- WORK REQUIRED -
Show every line where "this" occurs.

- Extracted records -
-----
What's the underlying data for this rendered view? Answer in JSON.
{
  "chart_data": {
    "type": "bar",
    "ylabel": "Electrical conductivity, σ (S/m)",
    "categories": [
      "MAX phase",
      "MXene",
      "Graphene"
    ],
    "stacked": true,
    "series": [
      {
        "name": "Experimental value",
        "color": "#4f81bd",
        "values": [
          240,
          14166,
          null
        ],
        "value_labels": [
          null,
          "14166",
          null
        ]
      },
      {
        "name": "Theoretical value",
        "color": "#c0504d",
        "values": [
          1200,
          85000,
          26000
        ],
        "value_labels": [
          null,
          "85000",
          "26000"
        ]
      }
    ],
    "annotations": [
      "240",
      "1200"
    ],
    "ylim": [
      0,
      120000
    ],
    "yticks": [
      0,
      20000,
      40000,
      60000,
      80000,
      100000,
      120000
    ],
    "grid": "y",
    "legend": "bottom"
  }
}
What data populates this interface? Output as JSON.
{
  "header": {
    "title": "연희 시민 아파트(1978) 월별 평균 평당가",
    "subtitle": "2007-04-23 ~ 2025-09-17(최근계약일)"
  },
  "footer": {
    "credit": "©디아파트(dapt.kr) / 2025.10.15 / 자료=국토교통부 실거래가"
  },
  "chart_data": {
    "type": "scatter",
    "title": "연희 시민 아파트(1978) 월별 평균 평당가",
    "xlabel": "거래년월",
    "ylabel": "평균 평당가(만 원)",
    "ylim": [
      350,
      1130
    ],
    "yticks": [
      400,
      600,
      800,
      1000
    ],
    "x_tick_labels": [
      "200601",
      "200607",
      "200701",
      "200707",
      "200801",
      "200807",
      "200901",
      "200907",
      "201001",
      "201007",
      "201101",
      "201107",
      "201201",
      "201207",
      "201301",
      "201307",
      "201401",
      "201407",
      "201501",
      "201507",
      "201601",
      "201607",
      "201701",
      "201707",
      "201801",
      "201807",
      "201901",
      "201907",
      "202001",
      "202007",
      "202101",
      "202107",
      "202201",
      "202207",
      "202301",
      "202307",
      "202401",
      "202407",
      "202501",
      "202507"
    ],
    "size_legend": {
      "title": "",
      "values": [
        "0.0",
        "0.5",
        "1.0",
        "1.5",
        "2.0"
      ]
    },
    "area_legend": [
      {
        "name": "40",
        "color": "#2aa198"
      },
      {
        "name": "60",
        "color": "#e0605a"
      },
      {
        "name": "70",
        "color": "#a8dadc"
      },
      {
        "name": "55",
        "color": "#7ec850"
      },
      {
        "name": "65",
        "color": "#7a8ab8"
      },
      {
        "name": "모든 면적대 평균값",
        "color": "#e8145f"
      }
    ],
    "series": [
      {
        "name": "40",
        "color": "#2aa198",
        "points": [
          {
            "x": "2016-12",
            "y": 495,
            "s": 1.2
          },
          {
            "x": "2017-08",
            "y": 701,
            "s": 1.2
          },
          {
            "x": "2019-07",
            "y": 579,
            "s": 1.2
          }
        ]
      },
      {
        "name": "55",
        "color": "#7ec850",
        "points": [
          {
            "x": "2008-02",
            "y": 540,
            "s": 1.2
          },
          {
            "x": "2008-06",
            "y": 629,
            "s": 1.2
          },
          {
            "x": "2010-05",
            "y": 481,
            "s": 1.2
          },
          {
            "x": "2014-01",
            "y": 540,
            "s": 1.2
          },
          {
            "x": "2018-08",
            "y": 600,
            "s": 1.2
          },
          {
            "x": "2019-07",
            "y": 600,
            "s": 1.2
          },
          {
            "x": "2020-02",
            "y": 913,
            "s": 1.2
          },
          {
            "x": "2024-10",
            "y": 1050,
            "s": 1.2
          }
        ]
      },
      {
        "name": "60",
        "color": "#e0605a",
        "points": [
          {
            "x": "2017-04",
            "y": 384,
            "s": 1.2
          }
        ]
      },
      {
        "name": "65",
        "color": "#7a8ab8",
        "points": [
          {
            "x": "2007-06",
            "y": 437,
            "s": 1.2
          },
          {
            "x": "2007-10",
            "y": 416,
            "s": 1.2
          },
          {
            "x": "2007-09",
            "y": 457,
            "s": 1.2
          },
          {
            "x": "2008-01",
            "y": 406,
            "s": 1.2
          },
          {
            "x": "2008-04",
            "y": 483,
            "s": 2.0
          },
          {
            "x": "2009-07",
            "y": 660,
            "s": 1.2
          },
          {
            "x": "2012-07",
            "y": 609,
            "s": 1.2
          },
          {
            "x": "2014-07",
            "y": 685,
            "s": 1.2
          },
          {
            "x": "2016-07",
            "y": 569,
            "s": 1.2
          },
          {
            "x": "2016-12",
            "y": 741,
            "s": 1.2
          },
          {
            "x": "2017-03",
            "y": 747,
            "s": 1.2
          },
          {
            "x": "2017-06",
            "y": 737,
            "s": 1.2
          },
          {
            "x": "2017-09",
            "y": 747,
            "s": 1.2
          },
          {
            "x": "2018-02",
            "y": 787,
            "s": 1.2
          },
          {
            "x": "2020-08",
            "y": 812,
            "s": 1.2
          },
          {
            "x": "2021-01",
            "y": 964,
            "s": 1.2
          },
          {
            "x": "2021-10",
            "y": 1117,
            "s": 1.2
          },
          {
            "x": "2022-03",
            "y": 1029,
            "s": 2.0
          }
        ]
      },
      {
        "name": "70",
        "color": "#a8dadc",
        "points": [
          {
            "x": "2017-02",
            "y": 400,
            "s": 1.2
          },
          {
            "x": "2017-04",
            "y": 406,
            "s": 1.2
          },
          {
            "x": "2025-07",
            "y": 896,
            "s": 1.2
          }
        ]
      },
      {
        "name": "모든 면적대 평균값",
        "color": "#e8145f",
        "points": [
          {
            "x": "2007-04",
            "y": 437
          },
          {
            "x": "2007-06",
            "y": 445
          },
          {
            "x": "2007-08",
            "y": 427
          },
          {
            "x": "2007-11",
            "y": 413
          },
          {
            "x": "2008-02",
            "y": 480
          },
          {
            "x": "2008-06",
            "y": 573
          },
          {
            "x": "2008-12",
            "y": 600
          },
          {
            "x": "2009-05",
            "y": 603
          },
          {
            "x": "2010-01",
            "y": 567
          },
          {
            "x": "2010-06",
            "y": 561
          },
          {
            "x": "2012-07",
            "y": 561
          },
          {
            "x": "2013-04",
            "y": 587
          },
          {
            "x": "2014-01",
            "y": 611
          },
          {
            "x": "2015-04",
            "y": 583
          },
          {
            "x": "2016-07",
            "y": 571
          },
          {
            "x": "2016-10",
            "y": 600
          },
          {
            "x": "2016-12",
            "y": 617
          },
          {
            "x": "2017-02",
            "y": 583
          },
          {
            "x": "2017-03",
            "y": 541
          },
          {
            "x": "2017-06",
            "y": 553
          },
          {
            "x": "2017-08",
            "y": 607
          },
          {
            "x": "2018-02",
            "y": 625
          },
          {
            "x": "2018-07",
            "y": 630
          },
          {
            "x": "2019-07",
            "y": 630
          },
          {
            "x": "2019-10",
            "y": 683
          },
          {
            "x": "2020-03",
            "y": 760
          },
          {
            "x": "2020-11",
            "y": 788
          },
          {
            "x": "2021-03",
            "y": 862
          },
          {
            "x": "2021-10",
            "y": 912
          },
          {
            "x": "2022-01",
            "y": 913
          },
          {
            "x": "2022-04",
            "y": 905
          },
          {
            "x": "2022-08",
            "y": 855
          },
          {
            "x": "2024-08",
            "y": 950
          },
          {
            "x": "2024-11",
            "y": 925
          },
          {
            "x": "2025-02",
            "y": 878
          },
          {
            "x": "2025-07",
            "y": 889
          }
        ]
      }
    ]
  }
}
-----
- EXERCISE ANSWER -
What's the underlying data for this rendered view? Answer in JSON.
What data populates this interface? Output as JSON.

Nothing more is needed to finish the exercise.